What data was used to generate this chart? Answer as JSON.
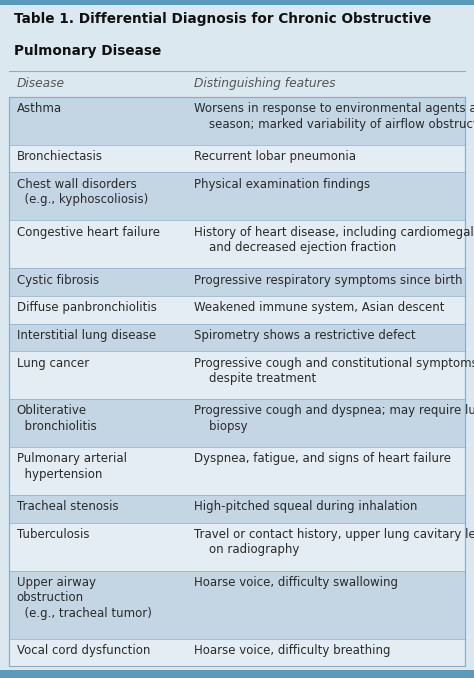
{
  "title_line1": "Table 1. Differential Diagnosis for Chronic Obstructive",
  "title_line2": "Pulmonary Disease",
  "header": [
    "Disease",
    "Distinguishing features"
  ],
  "rows": [
    {
      "disease": "Asthma",
      "feature": "Worsens in response to environmental agents and\n    season; marked variability of airflow obstruction",
      "shaded": true,
      "d_lines": 1,
      "f_lines": 2
    },
    {
      "disease": "Bronchiectasis",
      "feature": "Recurrent lobar pneumonia",
      "shaded": false,
      "d_lines": 1,
      "f_lines": 1
    },
    {
      "disease": "Chest wall disorders\n  (e.g., kyphoscoliosis)",
      "feature": "Physical examination findings",
      "shaded": true,
      "d_lines": 2,
      "f_lines": 1
    },
    {
      "disease": "Congestive heart failure",
      "feature": "History of heart disease, including cardiomegaly\n    and decreased ejection fraction",
      "shaded": false,
      "d_lines": 1,
      "f_lines": 2
    },
    {
      "disease": "Cystic fibrosis",
      "feature": "Progressive respiratory symptoms since birth",
      "shaded": true,
      "d_lines": 1,
      "f_lines": 1
    },
    {
      "disease": "Diffuse panbronchiolitis",
      "feature": "Weakened immune system, Asian descent",
      "shaded": false,
      "d_lines": 1,
      "f_lines": 1
    },
    {
      "disease": "Interstitial lung disease",
      "feature": "Spirometry shows a restrictive defect",
      "shaded": true,
      "d_lines": 1,
      "f_lines": 1
    },
    {
      "disease": "Lung cancer",
      "feature": "Progressive cough and constitutional symptoms\n    despite treatment",
      "shaded": false,
      "d_lines": 1,
      "f_lines": 2
    },
    {
      "disease": "Obliterative\n  bronchiolitis",
      "feature": "Progressive cough and dyspnea; may require lung\n    biopsy",
      "shaded": true,
      "d_lines": 2,
      "f_lines": 2
    },
    {
      "disease": "Pulmonary arterial\n  hypertension",
      "feature": "Dyspnea, fatigue, and signs of heart failure",
      "shaded": false,
      "d_lines": 2,
      "f_lines": 1
    },
    {
      "disease": "Tracheal stenosis",
      "feature": "High-pitched squeal during inhalation",
      "shaded": true,
      "d_lines": 1,
      "f_lines": 1
    },
    {
      "disease": "Tuberculosis",
      "feature": "Travel or contact history, upper lung cavitary lesion\n    on radiography",
      "shaded": false,
      "d_lines": 1,
      "f_lines": 2
    },
    {
      "disease": "Upper airway\nobstruction\n  (e.g., tracheal tumor)",
      "feature": "Hoarse voice, difficulty swallowing",
      "shaded": true,
      "d_lines": 3,
      "f_lines": 1
    },
    {
      "disease": "Vocal cord dysfunction",
      "feature": "Hoarse voice, difficulty breathing",
      "shaded": false,
      "d_lines": 1,
      "f_lines": 1
    }
  ],
  "bg_color": "#dce8f0",
  "shaded_color": "#c4d6e4",
  "unshaded_color": "#e4edf4",
  "border_color": "#8aafc4",
  "title_color": "#111111",
  "header_text_color": "#555555",
  "row_text_color": "#2a2a2a",
  "top_bar_color": "#5b9aba",
  "bottom_bar_color": "#5b9aba",
  "title_fontsize": 9.8,
  "header_fontsize": 8.8,
  "row_fontsize": 8.5,
  "col_split": 0.385
}
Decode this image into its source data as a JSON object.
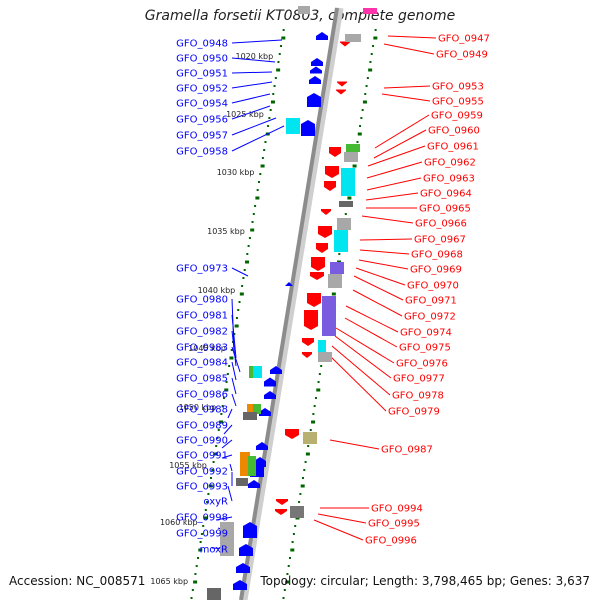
{
  "title": "Gramella forsetii KT0803, complete genome",
  "footer": {
    "accession": "Accession: NC_008571",
    "stats": "Topology: circular; Length: 3,798,465 bp; Genes: 3,637"
  },
  "colors": {
    "forward": "#0000ff",
    "reverse": "#ff0000",
    "backbone": "#999999",
    "ticks": "#006600",
    "cds_cyan": "#00e5f0",
    "cds_purple": "#7a5ce0",
    "cds_gray": "#a8a8a8",
    "cds_green": "#44bb33",
    "cds_orange": "#ee8800",
    "cds_khaki": "#b8b070"
  },
  "kbp_ticks": [
    "1020 kbp",
    "1025 kbp",
    "1030 kbp",
    "1035 kbp",
    "1040 kbp",
    "1045 kbp",
    "1050 kbp",
    "1055 kbp",
    "1060 kbp",
    "1065 kbp"
  ],
  "left_genes": [
    "GFO_0948",
    "GFO_0950",
    "GFO_0951",
    "GFO_0952",
    "GFO_0954",
    "GFO_0956",
    "GFO_0957",
    "GFO_0958",
    "GFO_0973",
    "GFO_0980",
    "GFO_0981",
    "GFO_0982",
    "GFO_0983",
    "GFO_0984",
    "GFO_0985",
    "GFO_0986",
    "GFO_0988",
    "GFO_0989",
    "GFO_0990",
    "GFO_0991",
    "GFO_0992",
    "GFO_0993",
    "oxyR",
    "GFO_0998",
    "GFO_0999",
    "moxR"
  ],
  "right_genes": [
    "GFO_0947",
    "GFO_0949",
    "GFO_0953",
    "GFO_0955",
    "GFO_0959",
    "GFO_0960",
    "GFO_0961",
    "GFO_0962",
    "GFO_0963",
    "GFO_0964",
    "GFO_0965",
    "GFO_0966",
    "GFO_0967",
    "GFO_0968",
    "GFO_0969",
    "GFO_0970",
    "GFO_0971",
    "GFO_0972",
    "GFO_0974",
    "GFO_0975",
    "GFO_0976",
    "GFO_0977",
    "GFO_0978",
    "GFO_0979",
    "GFO_0987",
    "GFO_0994",
    "GFO_0995",
    "GFO_0996"
  ]
}
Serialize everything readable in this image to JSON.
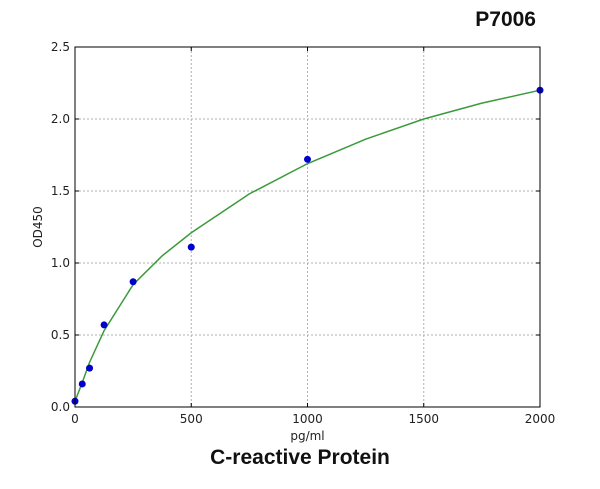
{
  "header": {
    "code": "P7006"
  },
  "chart_data": {
    "type": "scatter",
    "title": "C-reactive Protein",
    "xlabel": "pg/ml",
    "ylabel": "OD450",
    "xlim": [
      0,
      2000
    ],
    "ylim": [
      0,
      2.5
    ],
    "xticks": [
      "0",
      "500",
      "1000",
      "1500",
      "2000"
    ],
    "yticks": [
      "0.0",
      "0.5",
      "1.0",
      "1.5",
      "2.0",
      "2.5"
    ],
    "grid": true,
    "points": {
      "x": [
        0,
        31.25,
        62.5,
        125,
        250,
        500,
        1000,
        2000
      ],
      "y": [
        0.04,
        0.16,
        0.27,
        0.57,
        0.87,
        1.11,
        1.72,
        2.2
      ]
    },
    "fit_curve": {
      "x": [
        0,
        31.25,
        62.5,
        125,
        250,
        375,
        500,
        750,
        1000,
        1250,
        1500,
        1750,
        2000
      ],
      "y": [
        0.04,
        0.17,
        0.31,
        0.53,
        0.85,
        1.05,
        1.21,
        1.48,
        1.69,
        1.86,
        2.0,
        2.11,
        2.2
      ]
    },
    "colors": {
      "points": "#0000cc",
      "curve": "#3a9a3a",
      "grid": "#b0b0b0"
    }
  }
}
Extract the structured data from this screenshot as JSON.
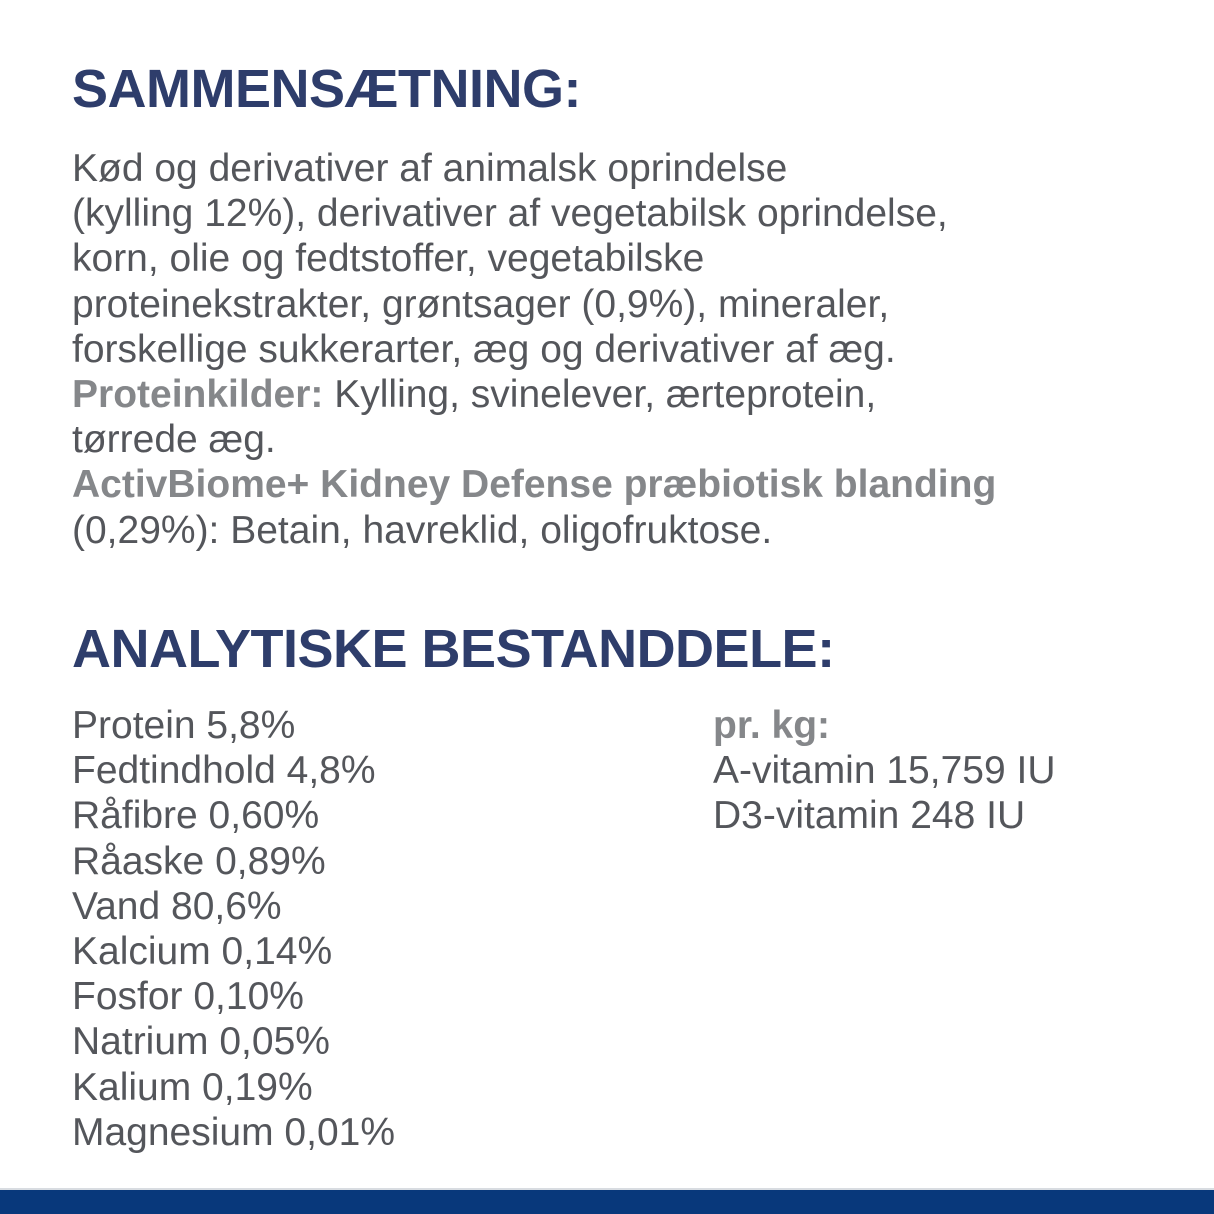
{
  "colors": {
    "heading_navy": "#2e3d6b",
    "body_gray": "#54565b",
    "bold_gray": "#85878a",
    "footer_blue": "#08387b",
    "background": "#ffffff"
  },
  "composition": {
    "heading": "SAMMENSÆTNING:",
    "lines": [
      "Kød og derivativer af animalsk oprindelse",
      "(kylling 12%), derivativer af vegetabilsk oprindelse,",
      "korn, olie og fedtstoffer, vegetabilske",
      "proteinekstrakter, grøntsager (0,9%), mineraler,",
      "forskellige sukkerarter, æg og derivativer af æg."
    ],
    "protein_sources_label": "Proteinkilder:",
    "protein_sources_text": " Kylling, svinelever, ærteprotein,",
    "protein_sources_text2": "tørrede æg.",
    "activbiome_label": "ActivBiome+ Kidney Defense præbiotisk blanding",
    "activbiome_text": "(0,29%): Betain, havreklid, oligofruktose."
  },
  "analytical": {
    "heading": "ANALYTISKE BESTANDDELE:",
    "left_column": [
      "Protein 5,8%",
      "Fedtindhold 4,8%",
      "Råfibre 0,60%",
      "Råaske 0,89%",
      "Vand 80,6%",
      "Kalcium 0,14%",
      "Fosfor 0,10%",
      "Natrium 0,05%",
      "Kalium 0,19%",
      "Magnesium 0,01%"
    ],
    "right_column_label": "pr. kg:",
    "right_column": [
      "A-vitamin 15,759 IU",
      "D3-vitamin 248 IU"
    ]
  }
}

> **What this task involves**:
Take the line containing "Extract the structured" and all lines after it to the end of the data above, and reproduce them exactly, leaving out pictures. Nothing else belongs in the copy.

> **Answer to the problem**:
Extract the structured data from this screenshot as JSON.
{
  "colors": {
    "heading_navy": "#2e3d6b",
    "body_gray": "#54565b",
    "bold_gray": "#85878a",
    "footer_blue": "#08387b",
    "background": "#ffffff"
  },
  "composition": {
    "heading": "SAMMENSÆTNING:",
    "lines": [
      "Kød og derivativer af animalsk oprindelse",
      "(kylling 12%), derivativer af vegetabilsk oprindelse,",
      "korn, olie og fedtstoffer, vegetabilske",
      "proteinekstrakter, grøntsager (0,9%), mineraler,",
      "forskellige sukkerarter, æg og derivativer af æg."
    ],
    "protein_sources_label": "Proteinkilder:",
    "protein_sources_text": " Kylling, svinelever, ærteprotein,",
    "protein_sources_text2": "tørrede æg.",
    "activbiome_label": "ActivBiome+ Kidney Defense præbiotisk blanding",
    "activbiome_text": "(0,29%): Betain, havreklid, oligofruktose."
  },
  "analytical": {
    "heading": "ANALYTISKE BESTANDDELE:",
    "left_column": [
      "Protein 5,8%",
      "Fedtindhold 4,8%",
      "Råfibre 0,60%",
      "Råaske 0,89%",
      "Vand 80,6%",
      "Kalcium 0,14%",
      "Fosfor 0,10%",
      "Natrium 0,05%",
      "Kalium 0,19%",
      "Magnesium 0,01%"
    ],
    "right_column_label": "pr. kg:",
    "right_column": [
      "A-vitamin 15,759 IU",
      "D3-vitamin 248 IU"
    ]
  }
}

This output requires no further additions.